* What is being asked *
Give back the full listing, character for character, with no pictures.

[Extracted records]
%%
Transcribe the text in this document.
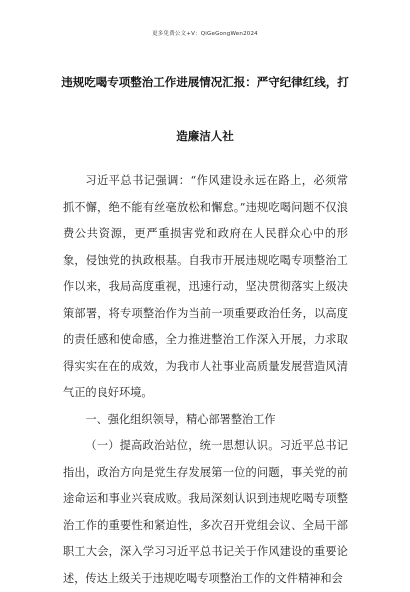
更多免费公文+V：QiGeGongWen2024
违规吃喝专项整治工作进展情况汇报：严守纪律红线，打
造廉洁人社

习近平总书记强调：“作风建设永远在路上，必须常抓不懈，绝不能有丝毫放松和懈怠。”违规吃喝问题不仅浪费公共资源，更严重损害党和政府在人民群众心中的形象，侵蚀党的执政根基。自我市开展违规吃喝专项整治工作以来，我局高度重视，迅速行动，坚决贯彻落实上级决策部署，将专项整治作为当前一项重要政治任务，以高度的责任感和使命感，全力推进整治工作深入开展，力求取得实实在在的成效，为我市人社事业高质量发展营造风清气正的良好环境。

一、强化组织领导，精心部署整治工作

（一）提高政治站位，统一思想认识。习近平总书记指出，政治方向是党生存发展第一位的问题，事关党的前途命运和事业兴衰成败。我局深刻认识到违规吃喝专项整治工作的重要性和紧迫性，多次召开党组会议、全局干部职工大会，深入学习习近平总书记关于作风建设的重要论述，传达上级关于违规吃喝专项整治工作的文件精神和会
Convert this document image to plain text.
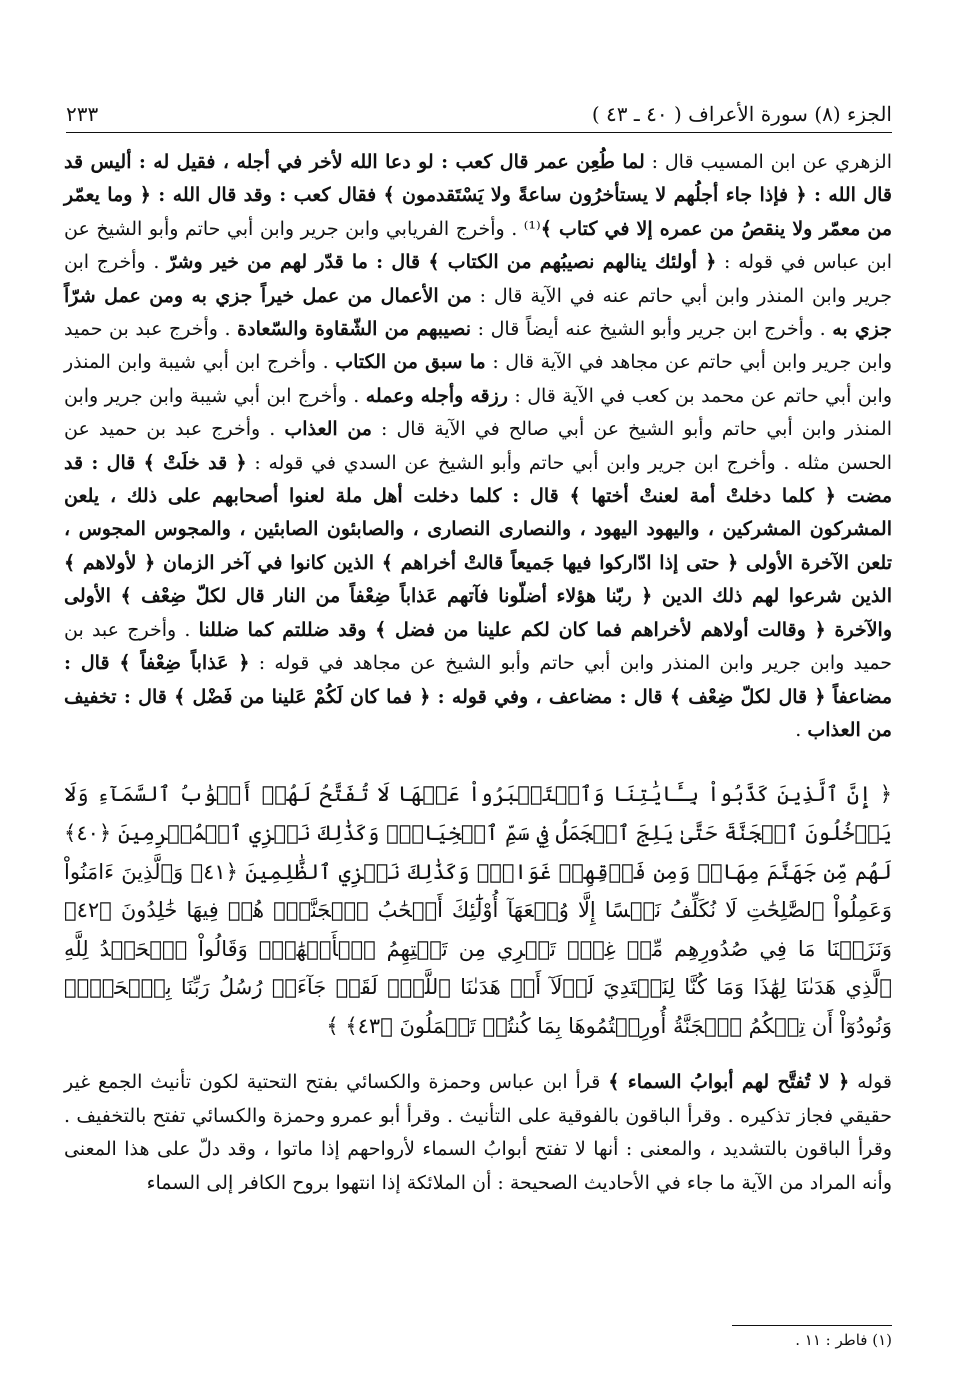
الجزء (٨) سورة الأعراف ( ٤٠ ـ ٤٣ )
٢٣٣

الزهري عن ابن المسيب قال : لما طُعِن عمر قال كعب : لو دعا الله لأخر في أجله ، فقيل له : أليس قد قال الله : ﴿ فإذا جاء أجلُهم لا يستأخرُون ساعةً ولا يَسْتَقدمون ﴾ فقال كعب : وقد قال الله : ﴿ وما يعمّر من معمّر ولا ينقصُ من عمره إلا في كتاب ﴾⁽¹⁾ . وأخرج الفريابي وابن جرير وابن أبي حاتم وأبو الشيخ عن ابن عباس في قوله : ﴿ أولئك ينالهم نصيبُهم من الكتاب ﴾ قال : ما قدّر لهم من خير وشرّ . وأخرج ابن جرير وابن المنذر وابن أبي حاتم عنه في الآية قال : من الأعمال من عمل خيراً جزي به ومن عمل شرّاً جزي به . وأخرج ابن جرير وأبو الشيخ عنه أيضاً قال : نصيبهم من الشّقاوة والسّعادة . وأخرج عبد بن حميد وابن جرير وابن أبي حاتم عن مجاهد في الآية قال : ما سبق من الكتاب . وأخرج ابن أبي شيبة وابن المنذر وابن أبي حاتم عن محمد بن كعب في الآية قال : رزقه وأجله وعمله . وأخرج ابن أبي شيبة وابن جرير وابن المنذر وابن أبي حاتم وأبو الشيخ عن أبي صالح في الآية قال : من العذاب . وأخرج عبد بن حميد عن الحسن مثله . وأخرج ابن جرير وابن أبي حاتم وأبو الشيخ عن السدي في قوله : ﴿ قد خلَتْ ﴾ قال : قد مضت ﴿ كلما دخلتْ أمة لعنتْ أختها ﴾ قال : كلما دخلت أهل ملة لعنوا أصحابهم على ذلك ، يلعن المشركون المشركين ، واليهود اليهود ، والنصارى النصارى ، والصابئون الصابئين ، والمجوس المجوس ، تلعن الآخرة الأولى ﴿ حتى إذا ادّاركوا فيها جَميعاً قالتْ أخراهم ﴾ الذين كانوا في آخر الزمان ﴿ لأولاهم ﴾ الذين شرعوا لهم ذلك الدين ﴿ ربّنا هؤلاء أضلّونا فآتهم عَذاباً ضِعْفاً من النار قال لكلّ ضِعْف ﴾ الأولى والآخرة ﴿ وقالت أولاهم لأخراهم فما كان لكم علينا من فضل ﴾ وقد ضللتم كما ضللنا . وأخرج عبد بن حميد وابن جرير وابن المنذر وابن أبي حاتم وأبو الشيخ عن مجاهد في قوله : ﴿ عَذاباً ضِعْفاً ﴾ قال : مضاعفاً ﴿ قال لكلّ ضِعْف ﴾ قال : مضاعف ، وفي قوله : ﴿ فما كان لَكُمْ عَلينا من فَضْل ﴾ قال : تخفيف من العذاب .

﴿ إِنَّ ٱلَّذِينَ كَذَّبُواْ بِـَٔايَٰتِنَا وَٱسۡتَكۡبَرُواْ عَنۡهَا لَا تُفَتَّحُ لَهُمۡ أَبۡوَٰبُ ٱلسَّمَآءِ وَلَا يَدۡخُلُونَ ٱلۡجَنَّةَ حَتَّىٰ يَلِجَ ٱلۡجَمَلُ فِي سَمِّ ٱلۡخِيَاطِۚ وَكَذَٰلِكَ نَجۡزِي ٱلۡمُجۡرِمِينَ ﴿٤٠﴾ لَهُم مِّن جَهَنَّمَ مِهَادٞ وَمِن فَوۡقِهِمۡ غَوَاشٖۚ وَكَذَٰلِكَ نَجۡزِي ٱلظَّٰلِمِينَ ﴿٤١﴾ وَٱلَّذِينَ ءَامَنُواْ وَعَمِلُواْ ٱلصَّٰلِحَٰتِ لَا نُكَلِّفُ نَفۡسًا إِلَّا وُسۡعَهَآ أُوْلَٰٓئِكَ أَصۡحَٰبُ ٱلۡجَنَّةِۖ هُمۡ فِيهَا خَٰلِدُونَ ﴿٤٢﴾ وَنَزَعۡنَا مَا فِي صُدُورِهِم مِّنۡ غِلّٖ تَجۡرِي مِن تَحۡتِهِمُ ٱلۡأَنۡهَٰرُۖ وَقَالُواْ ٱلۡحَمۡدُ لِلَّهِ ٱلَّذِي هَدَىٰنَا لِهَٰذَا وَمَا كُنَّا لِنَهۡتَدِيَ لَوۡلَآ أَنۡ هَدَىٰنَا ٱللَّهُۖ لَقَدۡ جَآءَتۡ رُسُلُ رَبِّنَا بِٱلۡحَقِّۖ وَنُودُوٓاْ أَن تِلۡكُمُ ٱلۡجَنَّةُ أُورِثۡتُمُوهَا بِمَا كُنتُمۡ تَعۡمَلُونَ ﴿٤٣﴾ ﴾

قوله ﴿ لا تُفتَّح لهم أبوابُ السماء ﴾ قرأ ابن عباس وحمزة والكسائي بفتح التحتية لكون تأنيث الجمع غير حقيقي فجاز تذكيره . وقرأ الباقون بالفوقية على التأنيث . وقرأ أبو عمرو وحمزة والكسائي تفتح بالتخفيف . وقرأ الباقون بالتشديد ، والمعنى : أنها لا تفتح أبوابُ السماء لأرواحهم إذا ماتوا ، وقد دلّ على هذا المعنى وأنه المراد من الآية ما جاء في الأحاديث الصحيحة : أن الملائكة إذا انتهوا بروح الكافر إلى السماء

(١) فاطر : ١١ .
%%
* Written solution *
Transcribe the text in this document.
更多免费公文+V：QiGeGongWen2024
违规吃喝专项整治工作进展情况汇报：严守纪律红线，打
造廉洁人社

习近平总书记强调：“作风建设永远在路上，必须常抓不懈，绝不能有丝毫放松和懈怠。”违规吃喝问题不仅浪费公共资源，更严重损害党和政府在人民群众心中的形象，侵蚀党的执政根基。自我市开展违规吃喝专项整治工作以来，我局高度重视，迅速行动，坚决贯彻落实上级决策部署，将专项整治作为当前一项重要政治任务，以高度的责任感和使命感，全力推进整治工作深入开展，力求取得实实在在的成效，为我市人社事业高质量发展营造风清气正的良好环境。

一、强化组织领导，精心部署整治工作

（一）提高政治站位，统一思想认识。习近平总书记指出，政治方向是党生存发展第一位的问题，事关党的前途命运和事业兴衰成败。我局深刻认识到违规吃喝专项整治工作的重要性和紧迫性，多次召开党组会议、全局干部职工大会，深入学习习近平总书记关于作风建设的重要论述，传达上级关于违规吃喝专项整治工作的文件精神和会
Convert this document image to plain text.
الجزء (٨) سورة الأعراف ( ٤٠ ـ ٤٣ )
٢٣٣

الزهري عن ابن المسيب قال : لما طُعِن عمر قال كعب : لو دعا الله لأخر في أجله ، فقيل له : أليس قد قال الله : ﴿ فإذا جاء أجلُهم لا يستأخرُون ساعةً ولا يَسْتَقدمون ﴾ فقال كعب : وقد قال الله : ﴿ وما يعمّر من معمّر ولا ينقصُ من عمره إلا في كتاب ﴾⁽¹⁾ . وأخرج الفريابي وابن جرير وابن أبي حاتم وأبو الشيخ عن ابن عباس في قوله : ﴿ أولئك ينالهم نصيبُهم من الكتاب ﴾ قال : ما قدّر لهم من خير وشرّ . وأخرج ابن جرير وابن المنذر وابن أبي حاتم عنه في الآية قال : من الأعمال من عمل خيراً جزي به ومن عمل شرّاً جزي به . وأخرج ابن جرير وأبو الشيخ عنه أيضاً قال : نصيبهم من الشّقاوة والسّعادة . وأخرج عبد بن حميد وابن جرير وابن أبي حاتم عن مجاهد في الآية قال : ما سبق من الكتاب . وأخرج ابن أبي شيبة وابن المنذر وابن أبي حاتم عن محمد بن كعب في الآية قال : رزقه وأجله وعمله . وأخرج ابن أبي شيبة وابن جرير وابن المنذر وابن أبي حاتم وأبو الشيخ عن أبي صالح في الآية قال : من العذاب . وأخرج عبد بن حميد عن الحسن مثله . وأخرج ابن جرير وابن أبي حاتم وأبو الشيخ عن السدي في قوله : ﴿ قد خلَتْ ﴾ قال : قد مضت ﴿ كلما دخلتْ أمة لعنتْ أختها ﴾ قال : كلما دخلت أهل ملة لعنوا أصحابهم على ذلك ، يلعن المشركون المشركين ، واليهود اليهود ، والنصارى النصارى ، والصابئون الصابئين ، والمجوس المجوس ، تلعن الآخرة الأولى ﴿ حتى إذا ادّاركوا فيها جَميعاً قالتْ أخراهم ﴾ الذين كانوا في آخر الزمان ﴿ لأولاهم ﴾ الذين شرعوا لهم ذلك الدين ﴿ ربّنا هؤلاء أضلّونا فآتهم عَذاباً ضِعْفاً من النار قال لكلّ ضِعْف ﴾ الأولى والآخرة ﴿ وقالت أولاهم لأخراهم فما كان لكم علينا من فضل ﴾ وقد ضللتم كما ضللنا . وأخرج عبد بن حميد وابن جرير وابن المنذر وابن أبي حاتم وأبو الشيخ عن مجاهد في قوله : ﴿ عَذاباً ضِعْفاً ﴾ قال : مضاعفاً ﴿ قال لكلّ ضِعْف ﴾ قال : مضاعف ، وفي قوله : ﴿ فما كان لَكُمْ عَلينا من فَضْل ﴾ قال : تخفيف من العذاب .

﴿ إِنَّ ٱلَّذِينَ كَذَّبُواْ بِـَٔايَٰتِنَا وَٱسۡتَكۡبَرُواْ عَنۡهَا لَا تُفَتَّحُ لَهُمۡ أَبۡوَٰبُ ٱلسَّمَآءِ وَلَا يَدۡخُلُونَ ٱلۡجَنَّةَ حَتَّىٰ يَلِجَ ٱلۡجَمَلُ فِي سَمِّ ٱلۡخِيَاطِۚ وَكَذَٰلِكَ نَجۡزِي ٱلۡمُجۡرِمِينَ ﴿٤٠﴾ لَهُم مِّن جَهَنَّمَ مِهَادٞ وَمِن فَوۡقِهِمۡ غَوَاشٖۚ وَكَذَٰلِكَ نَجۡزِي ٱلظَّٰلِمِينَ ﴿٤١﴾ وَٱلَّذِينَ ءَامَنُواْ وَعَمِلُواْ ٱلصَّٰلِحَٰتِ لَا نُكَلِّفُ نَفۡسًا إِلَّا وُسۡعَهَآ أُوْلَٰٓئِكَ أَصۡحَٰبُ ٱلۡجَنَّةِۖ هُمۡ فِيهَا خَٰلِدُونَ ﴿٤٢﴾ وَنَزَعۡنَا مَا فِي صُدُورِهِم مِّنۡ غِلّٖ تَجۡرِي مِن تَحۡتِهِمُ ٱلۡأَنۡهَٰرُۖ وَقَالُواْ ٱلۡحَمۡدُ لِلَّهِ ٱلَّذِي هَدَىٰنَا لِهَٰذَا وَمَا كُنَّا لِنَهۡتَدِيَ لَوۡلَآ أَنۡ هَدَىٰنَا ٱللَّهُۖ لَقَدۡ جَآءَتۡ رُسُلُ رَبِّنَا بِٱلۡحَقِّۖ وَنُودُوٓاْ أَن تِلۡكُمُ ٱلۡجَنَّةُ أُورِثۡتُمُوهَا بِمَا كُنتُمۡ تَعۡمَلُونَ ﴿٤٣﴾ ﴾

قوله ﴿ لا تُفتَّح لهم أبوابُ السماء ﴾ قرأ ابن عباس وحمزة والكسائي بفتح التحتية لكون تأنيث الجمع غير حقيقي فجاز تذكيره . وقرأ الباقون بالفوقية على التأنيث . وقرأ أبو عمرو وحمزة والكسائي تفتح بالتخفيف . وقرأ الباقون بالتشديد ، والمعنى : أنها لا تفتح أبوابُ السماء لأرواحهم إذا ماتوا ، وقد دلّ على هذا المعنى وأنه المراد من الآية ما جاء في الأحاديث الصحيحة : أن الملائكة إذا انتهوا بروح الكافر إلى السماء

(١) فاطر : ١١ .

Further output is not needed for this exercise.